**RECORDED INFORMATION**.
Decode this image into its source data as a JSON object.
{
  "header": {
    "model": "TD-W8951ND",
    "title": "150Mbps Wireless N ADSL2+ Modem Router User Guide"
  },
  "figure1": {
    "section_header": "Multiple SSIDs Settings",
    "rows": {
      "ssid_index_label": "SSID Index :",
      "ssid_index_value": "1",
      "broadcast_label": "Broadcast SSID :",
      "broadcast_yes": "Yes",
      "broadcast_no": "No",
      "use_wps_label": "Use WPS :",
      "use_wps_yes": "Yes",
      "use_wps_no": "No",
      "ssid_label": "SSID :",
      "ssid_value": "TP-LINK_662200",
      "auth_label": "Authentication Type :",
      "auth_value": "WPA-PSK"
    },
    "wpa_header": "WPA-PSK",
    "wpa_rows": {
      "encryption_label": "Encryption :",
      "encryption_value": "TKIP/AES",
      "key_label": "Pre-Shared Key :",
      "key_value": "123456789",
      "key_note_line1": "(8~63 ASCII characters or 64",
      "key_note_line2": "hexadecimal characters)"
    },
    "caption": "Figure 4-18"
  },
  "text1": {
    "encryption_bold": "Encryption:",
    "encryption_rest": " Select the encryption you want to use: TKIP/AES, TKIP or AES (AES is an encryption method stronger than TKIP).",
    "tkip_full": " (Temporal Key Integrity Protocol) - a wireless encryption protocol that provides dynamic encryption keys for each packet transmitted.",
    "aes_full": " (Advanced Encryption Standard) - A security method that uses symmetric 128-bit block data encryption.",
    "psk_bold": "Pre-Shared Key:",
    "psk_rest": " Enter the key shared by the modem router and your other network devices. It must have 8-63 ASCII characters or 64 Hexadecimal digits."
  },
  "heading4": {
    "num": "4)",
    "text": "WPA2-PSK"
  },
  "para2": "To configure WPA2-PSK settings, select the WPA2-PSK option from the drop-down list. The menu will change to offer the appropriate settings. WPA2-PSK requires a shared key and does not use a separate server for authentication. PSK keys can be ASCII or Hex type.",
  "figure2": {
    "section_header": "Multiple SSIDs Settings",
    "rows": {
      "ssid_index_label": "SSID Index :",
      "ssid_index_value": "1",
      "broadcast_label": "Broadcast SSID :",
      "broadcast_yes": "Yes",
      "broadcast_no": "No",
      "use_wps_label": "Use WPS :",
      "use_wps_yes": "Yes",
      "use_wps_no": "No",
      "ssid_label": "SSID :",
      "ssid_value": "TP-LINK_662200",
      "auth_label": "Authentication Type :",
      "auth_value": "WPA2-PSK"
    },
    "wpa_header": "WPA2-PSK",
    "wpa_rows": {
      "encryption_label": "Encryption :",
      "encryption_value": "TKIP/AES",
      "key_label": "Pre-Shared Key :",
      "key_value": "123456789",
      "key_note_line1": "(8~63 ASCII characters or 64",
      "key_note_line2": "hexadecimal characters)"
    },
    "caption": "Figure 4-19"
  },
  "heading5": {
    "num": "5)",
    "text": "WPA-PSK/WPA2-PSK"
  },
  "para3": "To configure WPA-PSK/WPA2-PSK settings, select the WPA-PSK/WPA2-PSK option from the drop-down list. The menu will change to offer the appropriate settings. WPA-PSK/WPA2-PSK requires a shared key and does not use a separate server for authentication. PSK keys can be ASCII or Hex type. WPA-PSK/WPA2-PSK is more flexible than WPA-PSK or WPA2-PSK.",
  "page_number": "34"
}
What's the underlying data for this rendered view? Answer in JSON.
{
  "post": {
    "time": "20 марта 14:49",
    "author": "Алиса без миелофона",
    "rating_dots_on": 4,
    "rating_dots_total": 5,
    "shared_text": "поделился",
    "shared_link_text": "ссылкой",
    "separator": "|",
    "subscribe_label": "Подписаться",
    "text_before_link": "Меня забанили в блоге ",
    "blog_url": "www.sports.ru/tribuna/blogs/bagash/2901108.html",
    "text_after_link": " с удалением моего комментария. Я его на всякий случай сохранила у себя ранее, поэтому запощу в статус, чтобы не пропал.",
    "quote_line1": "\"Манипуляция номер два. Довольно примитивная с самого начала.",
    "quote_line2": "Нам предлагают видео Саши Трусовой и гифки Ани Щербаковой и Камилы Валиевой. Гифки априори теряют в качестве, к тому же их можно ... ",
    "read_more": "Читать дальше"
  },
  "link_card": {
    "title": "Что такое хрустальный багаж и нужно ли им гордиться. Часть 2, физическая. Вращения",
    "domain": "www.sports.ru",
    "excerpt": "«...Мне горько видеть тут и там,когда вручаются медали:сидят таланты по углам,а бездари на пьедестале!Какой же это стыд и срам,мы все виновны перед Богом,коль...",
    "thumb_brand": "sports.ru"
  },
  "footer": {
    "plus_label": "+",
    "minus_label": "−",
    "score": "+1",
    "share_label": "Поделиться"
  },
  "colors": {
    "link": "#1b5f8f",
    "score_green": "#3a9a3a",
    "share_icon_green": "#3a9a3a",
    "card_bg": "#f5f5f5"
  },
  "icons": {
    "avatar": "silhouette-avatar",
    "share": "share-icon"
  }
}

**WHAT THIS TASK INVOLVES**.
Please copy out each record, character for character.

**WRITTEN SOLUTION**.
Decode this image into its source data as a JSON object.
{
  "header": {
    "model": "TD-W8951ND",
    "title": "150Mbps Wireless N ADSL2+ Modem Router User Guide"
  },
  "figure1": {
    "section_header": "Multiple SSIDs Settings",
    "rows": {
      "ssid_index_label": "SSID Index :",
      "ssid_index_value": "1",
      "broadcast_label": "Broadcast SSID :",
      "broadcast_yes": "Yes",
      "broadcast_no": "No",
      "use_wps_label": "Use WPS :",
      "use_wps_yes": "Yes",
      "use_wps_no": "No",
      "ssid_label": "SSID :",
      "ssid_value": "TP-LINK_662200",
      "auth_label": "Authentication Type :",
      "auth_value": "WPA-PSK"
    },
    "wpa_header": "WPA-PSK",
    "wpa_rows": {
      "encryption_label": "Encryption :",
      "encryption_value": "TKIP/AES",
      "key_label": "Pre-Shared Key :",
      "key_value": "123456789",
      "key_note_line1": "(8~63 ASCII characters or 64",
      "key_note_line2": "hexadecimal characters)"
    },
    "caption": "Figure 4-18"
  },
  "text1": {
    "encryption_bold": "Encryption:",
    "encryption_rest": " Select the encryption you want to use: TKIP/AES, TKIP or AES (AES is an encryption method stronger than TKIP).",
    "tkip_full": " (Temporal Key Integrity Protocol) - a wireless encryption protocol that provides dynamic encryption keys for each packet transmitted.",
    "aes_full": " (Advanced Encryption Standard) - A security method that uses symmetric 128-bit block data encryption.",
    "psk_bold": "Pre-Shared Key:",
    "psk_rest": " Enter the key shared by the modem router and your other network devices. It must have 8-63 ASCII characters or 64 Hexadecimal digits."
  },
  "heading4": {
    "num": "4)",
    "text": "WPA2-PSK"
  },
  "para2": "To configure WPA2-PSK settings, select the WPA2-PSK option from the drop-down list. The menu will change to offer the appropriate settings. WPA2-PSK requires a shared key and does not use a separate server for authentication. PSK keys can be ASCII or Hex type.",
  "figure2": {
    "section_header": "Multiple SSIDs Settings",
    "rows": {
      "ssid_index_label": "SSID Index :",
      "ssid_index_value": "1",
      "broadcast_label": "Broadcast SSID :",
      "broadcast_yes": "Yes",
      "broadcast_no": "No",
      "use_wps_label": "Use WPS :",
      "use_wps_yes": "Yes",
      "use_wps_no": "No",
      "ssid_label": "SSID :",
      "ssid_value": "TP-LINK_662200",
      "auth_label": "Authentication Type :",
      "auth_value": "WPA2-PSK"
    },
    "wpa_header": "WPA2-PSK",
    "wpa_rows": {
      "encryption_label": "Encryption :",
      "encryption_value": "TKIP/AES",
      "key_label": "Pre-Shared Key :",
      "key_value": "123456789",
      "key_note_line1": "(8~63 ASCII characters or 64",
      "key_note_line2": "hexadecimal characters)"
    },
    "caption": "Figure 4-19"
  },
  "heading5": {
    "num": "5)",
    "text": "WPA-PSK/WPA2-PSK"
  },
  "para3": "To configure WPA-PSK/WPA2-PSK settings, select the WPA-PSK/WPA2-PSK option from the drop-down list. The menu will change to offer the appropriate settings. WPA-PSK/WPA2-PSK requires a shared key and does not use a separate server for authentication. PSK keys can be ASCII or Hex type. WPA-PSK/WPA2-PSK is more flexible than WPA-PSK or WPA2-PSK.",
  "page_number": "34"
}
What's the underlying data for this rendered view? Answer in JSON.
{
  "post": {
    "time": "20 марта 14:49",
    "author": "Алиса без миелофона",
    "rating_dots_on": 4,
    "rating_dots_total": 5,
    "shared_text": "поделился",
    "shared_link_text": "ссылкой",
    "separator": "|",
    "subscribe_label": "Подписаться",
    "text_before_link": "Меня забанили в блоге ",
    "blog_url": "www.sports.ru/tribuna/blogs/bagash/2901108.html",
    "text_after_link": " с удалением моего комментария. Я его на всякий случай сохранила у себя ранее, поэтому запощу в статус, чтобы не пропал.",
    "quote_line1": "\"Манипуляция номер два. Довольно примитивная с самого начала.",
    "quote_line2": "Нам предлагают видео Саши Трусовой и гифки Ани Щербаковой и Камилы Валиевой. Гифки априори теряют в качестве, к тому же их можно ... ",
    "read_more": "Читать дальше"
  },
  "link_card": {
    "title": "Что такое хрустальный багаж и нужно ли им гордиться. Часть 2, физическая. Вращения",
    "domain": "www.sports.ru",
    "excerpt": "«...Мне горько видеть тут и там,когда вручаются медали:сидят таланты по углам,а бездари на пьедестале!Какой же это стыд и срам,мы все виновны перед Богом,коль...",
    "thumb_brand": "sports.ru"
  },
  "footer": {
    "plus_label": "+",
    "minus_label": "−",
    "score": "+1",
    "share_label": "Поделиться"
  },
  "colors": {
    "link": "#1b5f8f",
    "score_green": "#3a9a3a",
    "share_icon_green": "#3a9a3a",
    "card_bg": "#f5f5f5"
  },
  "icons": {
    "avatar": "silhouette-avatar",
    "share": "share-icon"
  }
}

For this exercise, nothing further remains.